Action item -> Look through the material below and return every line that contains "Academy".

Exercise input ->
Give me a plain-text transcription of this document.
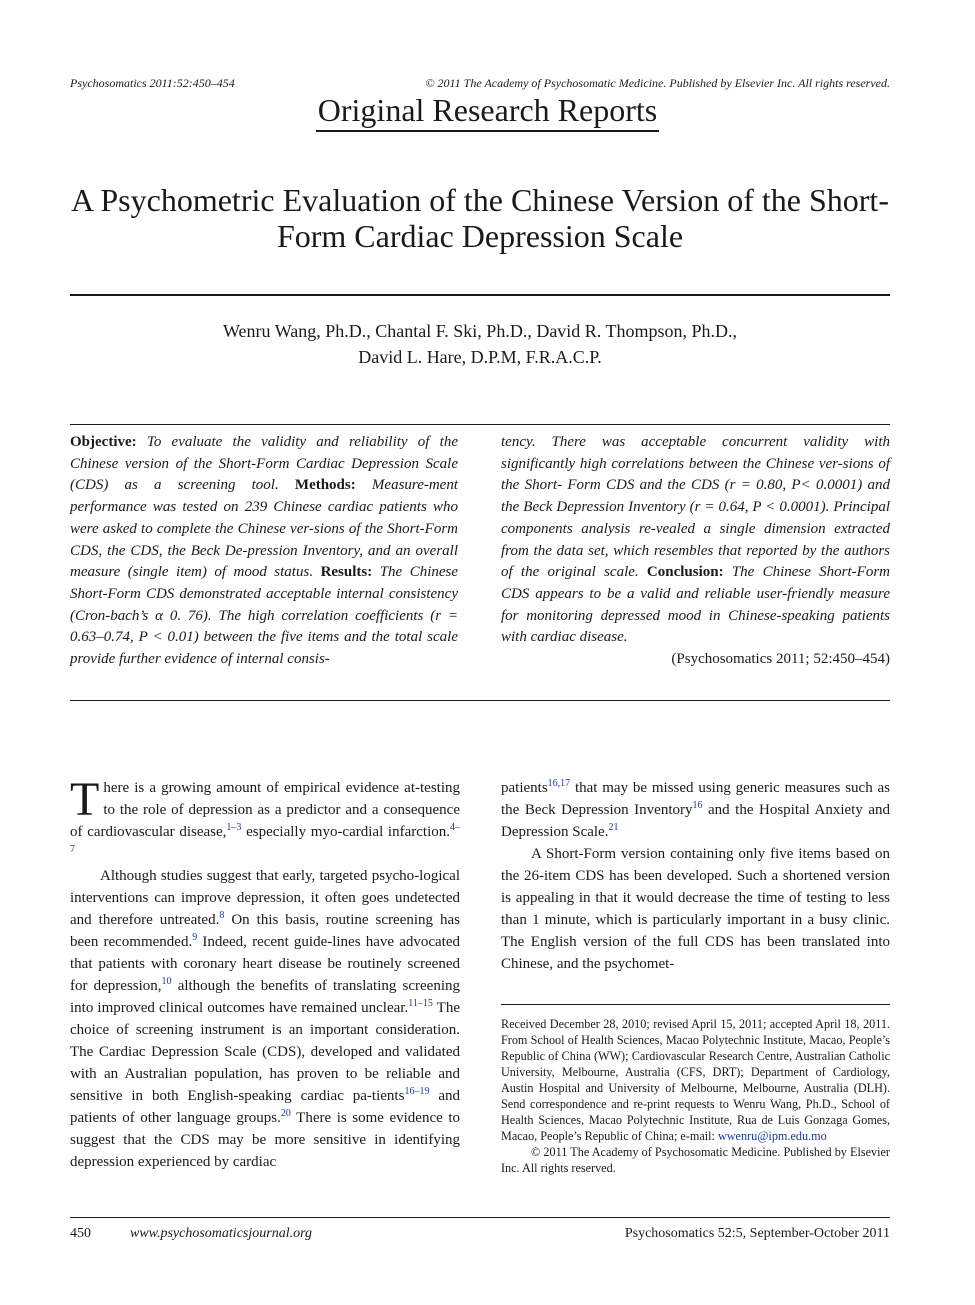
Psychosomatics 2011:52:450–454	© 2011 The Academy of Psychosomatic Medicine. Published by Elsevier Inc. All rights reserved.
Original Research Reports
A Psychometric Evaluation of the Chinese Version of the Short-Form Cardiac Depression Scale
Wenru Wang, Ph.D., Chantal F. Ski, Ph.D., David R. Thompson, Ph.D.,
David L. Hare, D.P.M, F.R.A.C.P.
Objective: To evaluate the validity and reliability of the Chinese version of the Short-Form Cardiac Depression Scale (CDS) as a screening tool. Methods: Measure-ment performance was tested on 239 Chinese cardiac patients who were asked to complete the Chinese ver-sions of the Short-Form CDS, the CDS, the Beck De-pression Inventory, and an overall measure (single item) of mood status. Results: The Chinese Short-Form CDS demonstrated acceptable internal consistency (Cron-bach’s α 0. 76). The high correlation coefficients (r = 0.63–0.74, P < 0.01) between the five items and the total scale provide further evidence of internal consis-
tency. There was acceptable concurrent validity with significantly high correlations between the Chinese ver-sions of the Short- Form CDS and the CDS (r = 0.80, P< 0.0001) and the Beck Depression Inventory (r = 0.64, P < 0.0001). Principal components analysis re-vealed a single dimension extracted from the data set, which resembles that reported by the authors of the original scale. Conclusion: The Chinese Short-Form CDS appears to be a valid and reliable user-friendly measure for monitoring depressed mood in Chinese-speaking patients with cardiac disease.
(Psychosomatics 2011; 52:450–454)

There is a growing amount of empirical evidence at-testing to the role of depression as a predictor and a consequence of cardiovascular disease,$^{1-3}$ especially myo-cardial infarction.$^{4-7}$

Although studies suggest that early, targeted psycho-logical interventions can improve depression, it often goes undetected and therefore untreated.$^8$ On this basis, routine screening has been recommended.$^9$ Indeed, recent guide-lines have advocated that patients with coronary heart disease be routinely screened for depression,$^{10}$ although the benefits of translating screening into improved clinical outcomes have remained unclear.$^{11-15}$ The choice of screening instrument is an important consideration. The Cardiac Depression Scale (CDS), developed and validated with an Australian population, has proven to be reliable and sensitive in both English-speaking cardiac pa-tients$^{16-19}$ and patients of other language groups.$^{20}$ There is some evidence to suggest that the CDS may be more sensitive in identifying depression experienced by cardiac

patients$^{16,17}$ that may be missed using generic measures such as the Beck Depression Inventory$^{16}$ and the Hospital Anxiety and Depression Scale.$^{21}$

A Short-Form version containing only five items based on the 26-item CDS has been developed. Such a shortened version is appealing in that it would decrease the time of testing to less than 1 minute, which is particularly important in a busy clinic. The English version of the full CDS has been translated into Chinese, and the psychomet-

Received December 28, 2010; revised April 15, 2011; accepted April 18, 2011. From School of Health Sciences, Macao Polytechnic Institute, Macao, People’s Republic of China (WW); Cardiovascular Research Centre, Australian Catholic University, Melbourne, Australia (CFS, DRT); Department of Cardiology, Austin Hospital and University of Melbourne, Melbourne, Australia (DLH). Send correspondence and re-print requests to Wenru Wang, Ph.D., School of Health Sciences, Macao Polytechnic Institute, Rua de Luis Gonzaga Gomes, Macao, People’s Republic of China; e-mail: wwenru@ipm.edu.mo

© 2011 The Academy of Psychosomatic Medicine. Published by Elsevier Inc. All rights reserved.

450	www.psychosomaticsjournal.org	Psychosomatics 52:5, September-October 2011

Written answer ->
Psychosomatics 2011:52:450–454	© 2011 The Academy of Psychosomatic Medicine. Published by Elsevier Inc. All rights reserved.
© 2011 The Academy of Psychosomatic Medicine. Published by Elsevier Inc. All rights reserved.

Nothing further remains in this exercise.